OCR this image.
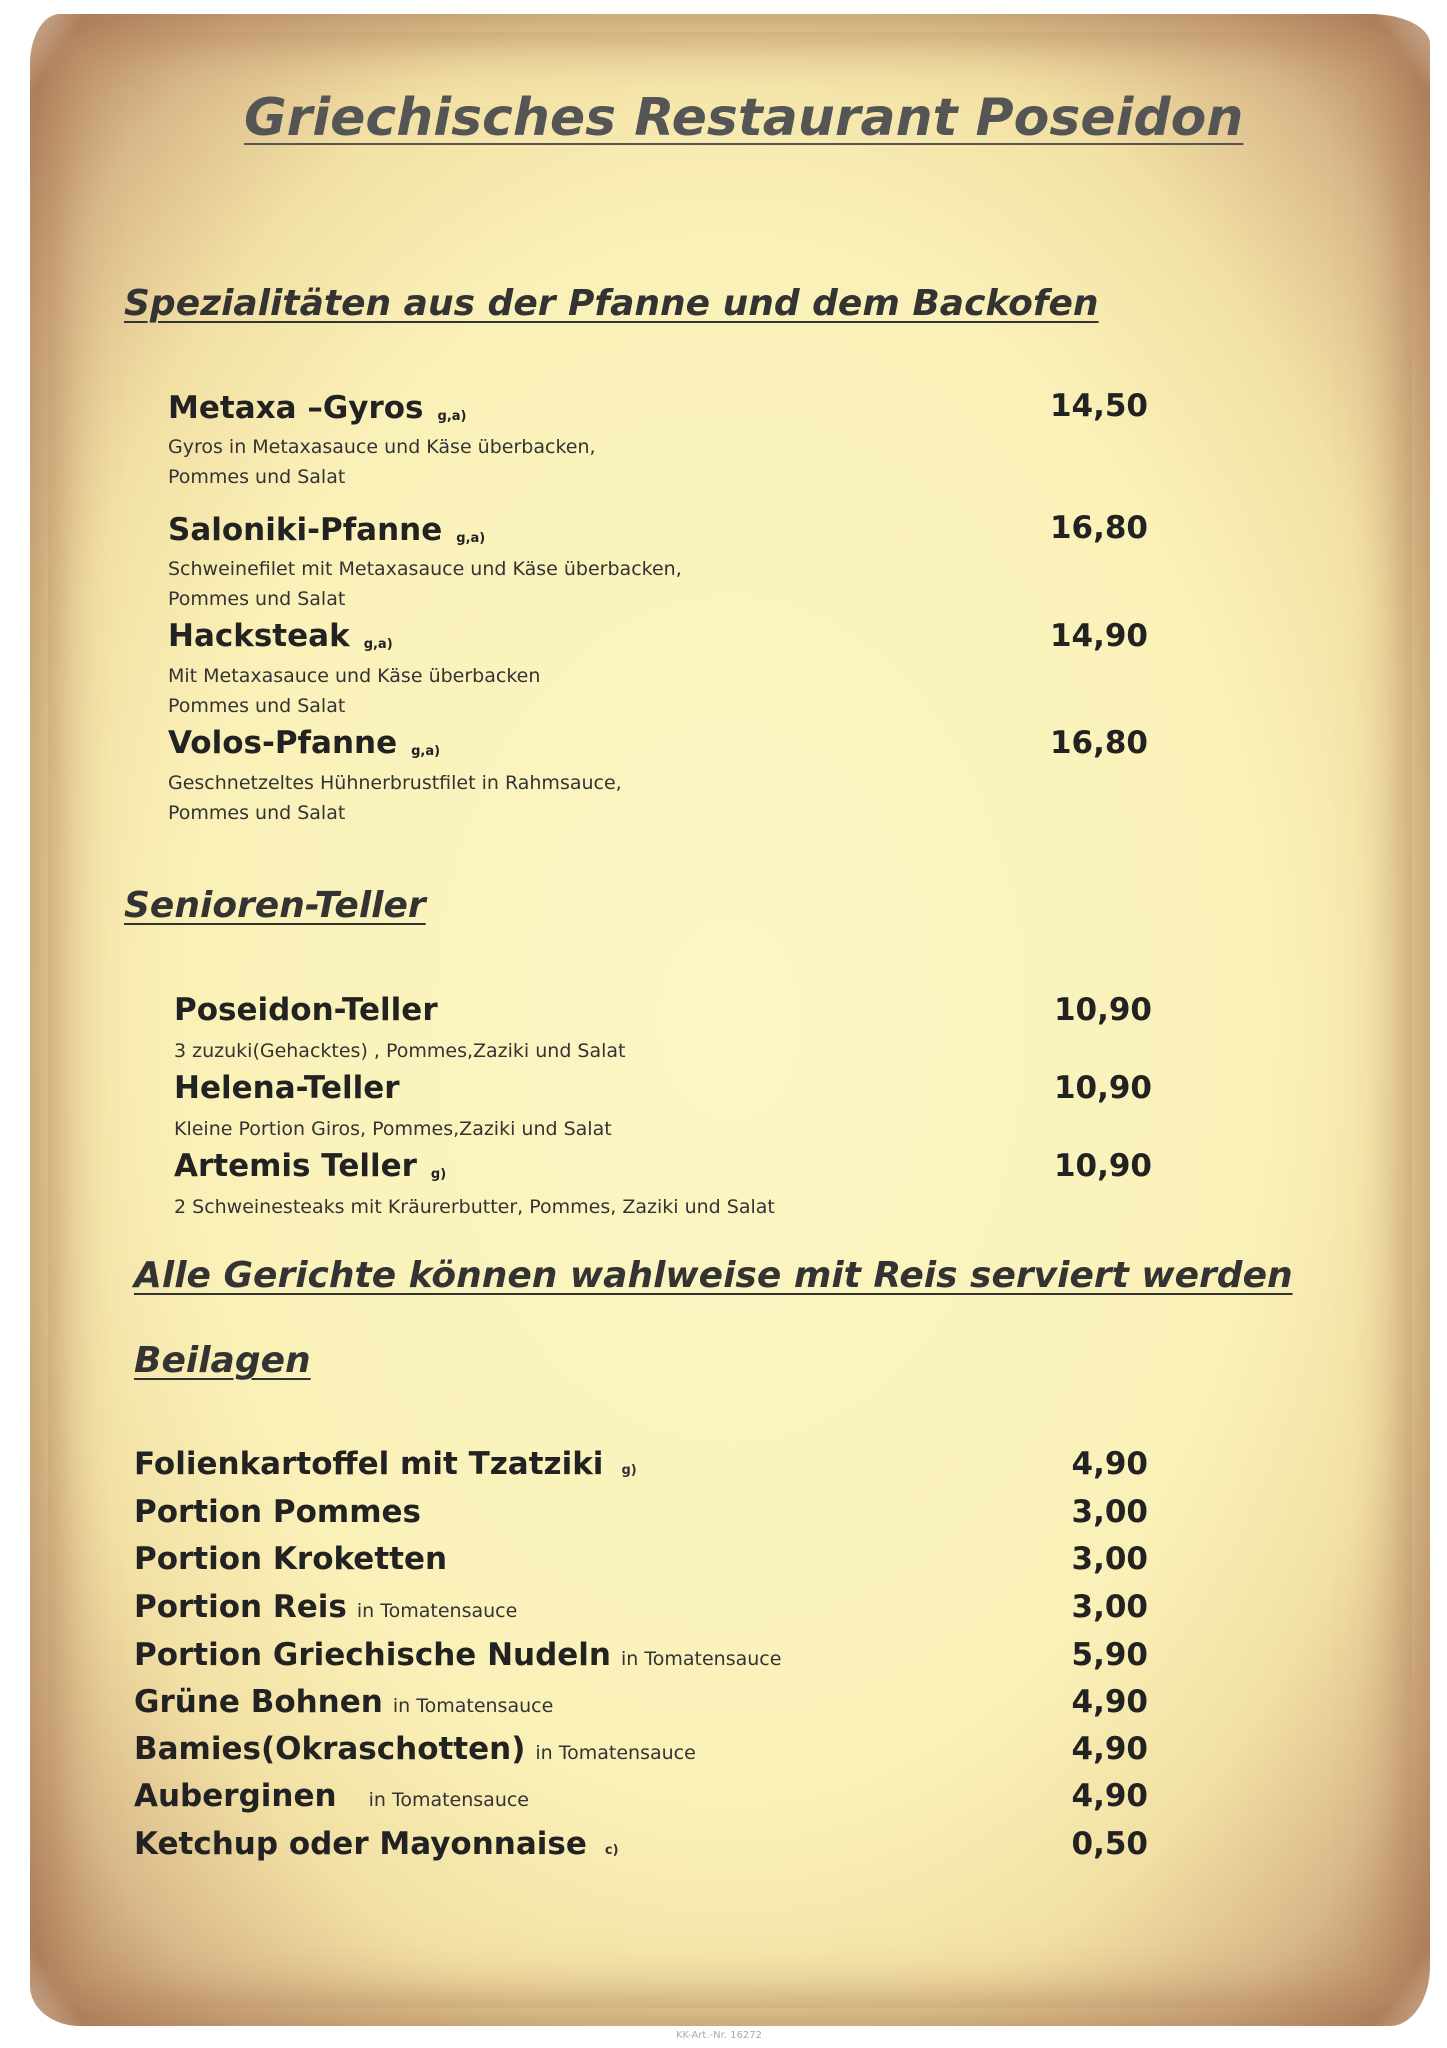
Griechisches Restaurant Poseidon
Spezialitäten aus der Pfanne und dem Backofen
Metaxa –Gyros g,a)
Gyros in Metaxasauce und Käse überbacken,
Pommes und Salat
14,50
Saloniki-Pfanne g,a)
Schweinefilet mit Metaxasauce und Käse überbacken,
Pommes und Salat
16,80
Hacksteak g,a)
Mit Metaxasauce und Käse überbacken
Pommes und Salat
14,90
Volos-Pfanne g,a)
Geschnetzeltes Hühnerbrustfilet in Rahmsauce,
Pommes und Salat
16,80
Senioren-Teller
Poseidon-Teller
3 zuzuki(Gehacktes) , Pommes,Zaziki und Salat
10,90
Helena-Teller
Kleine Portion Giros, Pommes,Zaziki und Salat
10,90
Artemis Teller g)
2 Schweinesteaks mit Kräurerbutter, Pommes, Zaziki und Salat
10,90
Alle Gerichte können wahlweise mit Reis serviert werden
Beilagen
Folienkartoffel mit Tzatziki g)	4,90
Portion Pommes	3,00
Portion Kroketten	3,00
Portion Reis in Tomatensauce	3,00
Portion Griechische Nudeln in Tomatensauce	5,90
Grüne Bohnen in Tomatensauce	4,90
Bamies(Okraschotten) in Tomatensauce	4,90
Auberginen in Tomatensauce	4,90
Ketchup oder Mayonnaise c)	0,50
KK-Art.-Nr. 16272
§
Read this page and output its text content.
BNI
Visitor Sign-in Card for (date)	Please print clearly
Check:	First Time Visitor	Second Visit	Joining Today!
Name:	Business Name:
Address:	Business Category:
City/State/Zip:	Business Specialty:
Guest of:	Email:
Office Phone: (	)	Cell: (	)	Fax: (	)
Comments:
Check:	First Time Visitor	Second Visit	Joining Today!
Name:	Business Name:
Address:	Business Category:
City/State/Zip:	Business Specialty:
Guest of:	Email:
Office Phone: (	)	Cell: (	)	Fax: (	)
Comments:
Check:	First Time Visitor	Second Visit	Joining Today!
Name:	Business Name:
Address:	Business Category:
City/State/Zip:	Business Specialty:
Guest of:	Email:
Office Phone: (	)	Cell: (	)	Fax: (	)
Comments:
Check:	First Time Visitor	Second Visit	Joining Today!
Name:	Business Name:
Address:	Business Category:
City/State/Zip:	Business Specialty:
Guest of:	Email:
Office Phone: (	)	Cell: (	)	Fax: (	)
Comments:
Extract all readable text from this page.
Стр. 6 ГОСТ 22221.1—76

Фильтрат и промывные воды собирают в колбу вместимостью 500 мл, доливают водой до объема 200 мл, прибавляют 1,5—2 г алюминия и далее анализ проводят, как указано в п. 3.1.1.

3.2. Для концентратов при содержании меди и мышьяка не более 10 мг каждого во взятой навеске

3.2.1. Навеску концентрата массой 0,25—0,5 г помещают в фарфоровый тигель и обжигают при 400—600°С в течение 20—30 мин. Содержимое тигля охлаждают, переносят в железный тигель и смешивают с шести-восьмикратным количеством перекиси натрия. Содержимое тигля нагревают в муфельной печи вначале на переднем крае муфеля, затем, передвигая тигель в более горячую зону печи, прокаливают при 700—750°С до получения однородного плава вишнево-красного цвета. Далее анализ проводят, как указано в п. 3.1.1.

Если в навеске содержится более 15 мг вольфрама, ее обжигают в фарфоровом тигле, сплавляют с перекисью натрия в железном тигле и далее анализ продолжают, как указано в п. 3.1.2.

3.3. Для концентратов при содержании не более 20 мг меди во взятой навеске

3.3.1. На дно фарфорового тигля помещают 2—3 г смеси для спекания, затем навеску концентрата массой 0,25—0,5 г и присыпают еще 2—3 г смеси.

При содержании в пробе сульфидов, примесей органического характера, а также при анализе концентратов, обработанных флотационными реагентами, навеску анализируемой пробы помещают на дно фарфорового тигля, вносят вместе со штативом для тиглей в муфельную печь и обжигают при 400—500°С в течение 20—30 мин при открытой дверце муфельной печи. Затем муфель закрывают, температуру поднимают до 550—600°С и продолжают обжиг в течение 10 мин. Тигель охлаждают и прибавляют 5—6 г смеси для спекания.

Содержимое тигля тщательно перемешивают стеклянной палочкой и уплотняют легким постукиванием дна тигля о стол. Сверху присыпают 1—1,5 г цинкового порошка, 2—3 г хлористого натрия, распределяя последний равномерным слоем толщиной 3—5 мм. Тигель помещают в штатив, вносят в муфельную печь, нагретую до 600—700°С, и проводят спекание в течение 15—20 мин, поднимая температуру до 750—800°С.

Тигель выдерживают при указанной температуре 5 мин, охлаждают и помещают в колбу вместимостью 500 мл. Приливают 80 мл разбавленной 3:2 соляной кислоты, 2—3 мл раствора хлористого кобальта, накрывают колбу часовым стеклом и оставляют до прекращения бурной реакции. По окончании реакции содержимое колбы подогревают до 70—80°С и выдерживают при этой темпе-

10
§
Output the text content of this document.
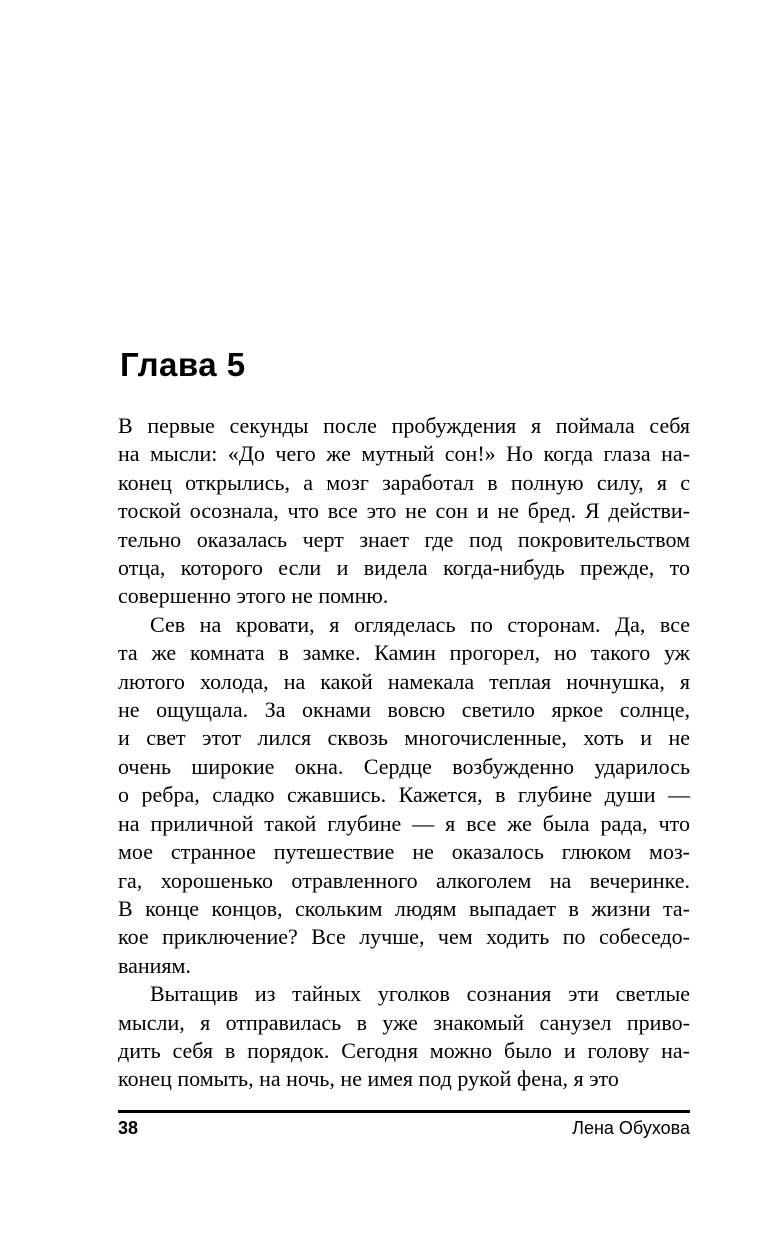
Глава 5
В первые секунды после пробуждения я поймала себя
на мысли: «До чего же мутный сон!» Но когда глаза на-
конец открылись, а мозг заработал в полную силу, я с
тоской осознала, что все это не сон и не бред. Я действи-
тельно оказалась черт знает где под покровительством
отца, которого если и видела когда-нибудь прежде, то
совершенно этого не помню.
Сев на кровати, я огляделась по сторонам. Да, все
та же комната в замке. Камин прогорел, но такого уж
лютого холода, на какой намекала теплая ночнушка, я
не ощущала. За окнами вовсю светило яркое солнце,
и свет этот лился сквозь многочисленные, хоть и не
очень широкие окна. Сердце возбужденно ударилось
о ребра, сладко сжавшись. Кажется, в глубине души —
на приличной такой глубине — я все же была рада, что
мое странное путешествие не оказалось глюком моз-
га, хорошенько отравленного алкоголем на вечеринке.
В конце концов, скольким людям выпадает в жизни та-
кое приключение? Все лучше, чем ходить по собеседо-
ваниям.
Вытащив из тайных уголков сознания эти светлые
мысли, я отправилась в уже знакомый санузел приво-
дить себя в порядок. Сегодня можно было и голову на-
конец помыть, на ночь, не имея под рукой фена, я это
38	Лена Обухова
§
Search the listing above for the string "Metaxasauce". Copy every line that contains it.

RESULT ▸
Gyros in Metaxasauce und Käse überbacken,
Schweinefilet mit Metaxasauce und Käse überbacken,
Mit Metaxasauce und Käse überbacken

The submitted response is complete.